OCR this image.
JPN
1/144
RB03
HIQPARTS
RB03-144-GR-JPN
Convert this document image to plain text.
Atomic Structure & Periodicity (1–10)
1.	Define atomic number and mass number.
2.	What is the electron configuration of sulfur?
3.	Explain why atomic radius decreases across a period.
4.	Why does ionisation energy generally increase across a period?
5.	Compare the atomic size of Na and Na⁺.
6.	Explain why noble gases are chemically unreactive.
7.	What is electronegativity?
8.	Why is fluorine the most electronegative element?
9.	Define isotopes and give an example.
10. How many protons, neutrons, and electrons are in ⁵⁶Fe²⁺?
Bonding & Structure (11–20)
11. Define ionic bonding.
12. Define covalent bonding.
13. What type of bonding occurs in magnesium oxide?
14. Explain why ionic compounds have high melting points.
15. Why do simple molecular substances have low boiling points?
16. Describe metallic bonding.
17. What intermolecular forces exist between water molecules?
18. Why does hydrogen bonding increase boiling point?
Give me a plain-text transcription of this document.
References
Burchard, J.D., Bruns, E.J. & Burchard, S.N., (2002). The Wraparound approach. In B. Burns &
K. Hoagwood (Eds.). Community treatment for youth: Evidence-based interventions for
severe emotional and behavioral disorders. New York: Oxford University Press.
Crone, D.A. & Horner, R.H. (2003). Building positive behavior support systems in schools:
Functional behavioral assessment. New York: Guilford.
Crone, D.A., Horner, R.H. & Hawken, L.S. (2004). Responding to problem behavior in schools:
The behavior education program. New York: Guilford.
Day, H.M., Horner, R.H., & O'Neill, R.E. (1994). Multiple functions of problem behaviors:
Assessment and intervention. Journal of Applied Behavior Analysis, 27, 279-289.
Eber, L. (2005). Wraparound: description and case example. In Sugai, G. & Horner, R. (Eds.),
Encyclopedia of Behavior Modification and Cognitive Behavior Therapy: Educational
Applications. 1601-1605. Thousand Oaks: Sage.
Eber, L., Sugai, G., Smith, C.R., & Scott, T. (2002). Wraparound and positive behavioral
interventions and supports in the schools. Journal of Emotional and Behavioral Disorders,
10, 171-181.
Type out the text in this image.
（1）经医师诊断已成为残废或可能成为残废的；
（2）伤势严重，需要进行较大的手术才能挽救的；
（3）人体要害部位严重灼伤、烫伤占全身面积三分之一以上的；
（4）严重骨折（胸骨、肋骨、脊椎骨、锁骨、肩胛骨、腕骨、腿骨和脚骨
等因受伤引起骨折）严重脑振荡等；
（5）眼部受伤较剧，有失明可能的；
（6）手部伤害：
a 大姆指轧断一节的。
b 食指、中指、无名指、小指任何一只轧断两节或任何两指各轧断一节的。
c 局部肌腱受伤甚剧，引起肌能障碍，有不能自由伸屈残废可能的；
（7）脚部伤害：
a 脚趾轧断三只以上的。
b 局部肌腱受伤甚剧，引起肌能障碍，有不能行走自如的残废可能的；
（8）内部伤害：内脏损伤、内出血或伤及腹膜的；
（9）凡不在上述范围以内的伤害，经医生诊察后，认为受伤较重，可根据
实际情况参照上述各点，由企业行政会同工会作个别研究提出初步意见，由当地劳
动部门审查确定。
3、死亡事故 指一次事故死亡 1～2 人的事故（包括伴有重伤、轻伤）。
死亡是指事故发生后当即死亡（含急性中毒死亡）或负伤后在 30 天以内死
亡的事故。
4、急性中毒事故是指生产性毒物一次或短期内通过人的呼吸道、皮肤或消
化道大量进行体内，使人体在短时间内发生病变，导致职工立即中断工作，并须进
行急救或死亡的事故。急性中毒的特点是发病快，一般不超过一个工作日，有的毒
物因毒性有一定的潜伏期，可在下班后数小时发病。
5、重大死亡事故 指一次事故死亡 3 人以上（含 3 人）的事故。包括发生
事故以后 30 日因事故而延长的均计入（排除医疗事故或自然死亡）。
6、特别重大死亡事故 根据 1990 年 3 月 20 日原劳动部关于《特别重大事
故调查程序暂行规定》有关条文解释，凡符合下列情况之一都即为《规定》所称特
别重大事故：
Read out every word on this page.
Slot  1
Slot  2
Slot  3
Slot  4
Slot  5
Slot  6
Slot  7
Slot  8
* * * * * * *
What you will do - Set down the material above again, word for word.

Solution to the problem -
OCR this image.
JPN
1/144
RB03
HIQPARTS
RB03-144-GR-JPN
Convert this document image to plain text.
Atomic Structure & Periodicity (1–10)
1.	Define atomic number and mass number.
2.	What is the electron configuration of sulfur?
3.	Explain why atomic radius decreases across a period.
4.	Why does ionisation energy generally increase across a period?
5.	Compare the atomic size of Na and Na⁺.
6.	Explain why noble gases are chemically unreactive.
7.	What is electronegativity?
8.	Why is fluorine the most electronegative element?
9.	Define isotopes and give an example.
10. How many protons, neutrons, and electrons are in ⁵⁶Fe²⁺?
Bonding & Structure (11–20)
11. Define ionic bonding.
12. Define covalent bonding.
13. What type of bonding occurs in magnesium oxide?
14. Explain why ionic compounds have high melting points.
15. Why do simple molecular substances have low boiling points?
16. Describe metallic bonding.
17. What intermolecular forces exist between water molecules?
18. Why does hydrogen bonding increase boiling point?
Give me a plain-text transcription of this document.
References
Burchard, J.D., Bruns, E.J. & Burchard, S.N., (2002). The Wraparound approach. In B. Burns &
K. Hoagwood (Eds.). Community treatment for youth: Evidence-based interventions for
severe emotional and behavioral disorders. New York: Oxford University Press.
Crone, D.A. & Horner, R.H. (2003). Building positive behavior support systems in schools:
Functional behavioral assessment. New York: Guilford.
Crone, D.A., Horner, R.H. & Hawken, L.S. (2004). Responding to problem behavior in schools:
The behavior education program. New York: Guilford.
Day, H.M., Horner, R.H., & O'Neill, R.E. (1994). Multiple functions of problem behaviors:
Assessment and intervention. Journal of Applied Behavior Analysis, 27, 279-289.
Eber, L. (2005). Wraparound: description and case example. In Sugai, G. & Horner, R. (Eds.),
Encyclopedia of Behavior Modification and Cognitive Behavior Therapy: Educational
Applications. 1601-1605. Thousand Oaks: Sage.
Eber, L., Sugai, G., Smith, C.R., & Scott, T. (2002). Wraparound and positive behavioral
interventions and supports in the schools. Journal of Emotional and Behavioral Disorders,
10, 171-181.
Type out the text in this image.
（1）经医师诊断已成为残废或可能成为残废的；
（2）伤势严重，需要进行较大的手术才能挽救的；
（3）人体要害部位严重灼伤、烫伤占全身面积三分之一以上的；
（4）严重骨折（胸骨、肋骨、脊椎骨、锁骨、肩胛骨、腕骨、腿骨和脚骨
等因受伤引起骨折）严重脑振荡等；
（5）眼部受伤较剧，有失明可能的；
（6）手部伤害：
a 大姆指轧断一节的。
b 食指、中指、无名指、小指任何一只轧断两节或任何两指各轧断一节的。
c 局部肌腱受伤甚剧，引起肌能障碍，有不能自由伸屈残废可能的；
（7）脚部伤害：
a 脚趾轧断三只以上的。
b 局部肌腱受伤甚剧，引起肌能障碍，有不能行走自如的残废可能的；
（8）内部伤害：内脏损伤、内出血或伤及腹膜的；
（9）凡不在上述范围以内的伤害，经医生诊察后，认为受伤较重，可根据
实际情况参照上述各点，由企业行政会同工会作个别研究提出初步意见，由当地劳
动部门审查确定。
3、死亡事故 指一次事故死亡 1～2 人的事故（包括伴有重伤、轻伤）。
死亡是指事故发生后当即死亡（含急性中毒死亡）或负伤后在 30 天以内死
亡的事故。
4、急性中毒事故是指生产性毒物一次或短期内通过人的呼吸道、皮肤或消
化道大量进行体内，使人体在短时间内发生病变，导致职工立即中断工作，并须进
行急救或死亡的事故。急性中毒的特点是发病快，一般不超过一个工作日，有的毒
物因毒性有一定的潜伏期，可在下班后数小时发病。
5、重大死亡事故 指一次事故死亡 3 人以上（含 3 人）的事故。包括发生
事故以后 30 日因事故而延长的均计入（排除医疗事故或自然死亡）。
6、特别重大死亡事故 根据 1990 年 3 月 20 日原劳动部关于《特别重大事
故调查程序暂行规定》有关条文解释，凡符合下列情况之一都即为《规定》所称特
别重大事故：
Read out every word on this page.
Slot  1
Slot  2
Slot  3
Slot  4
Slot  5
Slot  6
Slot  7
Slot  8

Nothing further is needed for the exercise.